*PROBLEMS TO WORK ON*:
a – Please write out the part of the amendment text that opens with the words containing "10.   Section 5.2" and closes with "is hereby deleted.".
b – Answer the following from the amendment text:
(i) Within how many days after the Executive's termination due to permanent disability must payments under Section 5.2 be paid?
(ii) Which section is deleted outright?
(iii) How are payments made under Section 5.3.2(i) to be paid?

*SOURCE*:
● ● ● ● ● ● ●
10.   Section 5.2 is hereby amended by adding the following sentence to the end thereof:
 
    Any payments made pursuant to this Section 5.2 shall be paid within 15 days following Executive’s termination due to permanent disability.
 
11.   Section 5.3.1 is hereby deleted.
 
12.   New Section 5.3.2(iv) is hereby added to the Agreement as follows:
(iv) Any payments made pursuant to Section 5.3.2(i) shall be paid in monthly installments in accordance with the Company’s payroll practices. Any payment made pursuant to Section 5.3.2(ii) shall be paid at the time described in Section 3.3.
13.   Section 5.4.1 is amended to delete the last sentence stating “Company shall thereafter have no obligation to Executive under this Agreement.”
● ● ● ● ● ● ●
*RECORDED INFORMATION*:
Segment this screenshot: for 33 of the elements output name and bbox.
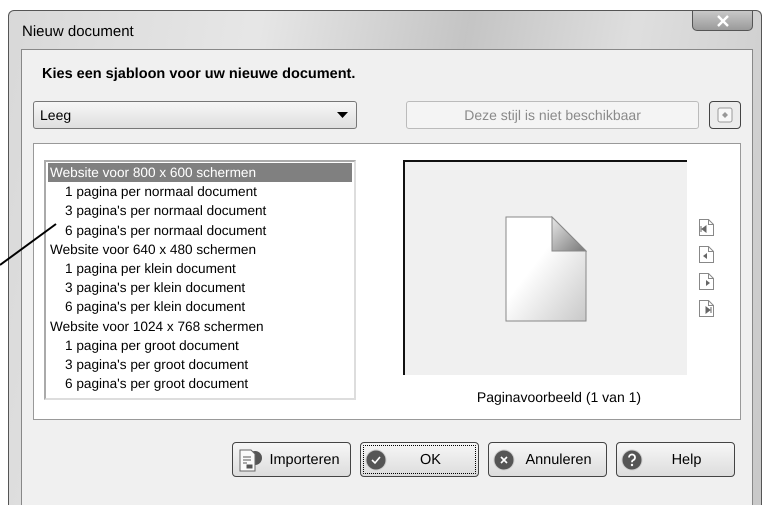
● ● ● ● ● ● ●
*RESULTS OF THE TASKS*:
a –
10.   Section 5.2 is hereby amended by adding the following sentence to the end thereof:
 
    Any payments made pursuant to this Section 5.2 shall be paid within 15 days following Executive’s termination due to permanent disability.
 
11.   Section 5.3.1 is hereby deleted.

b –
(i) Within 15 days.
(ii) Section 5.3.1.
(iii) In monthly installments in accordance with the Company's payroll practices.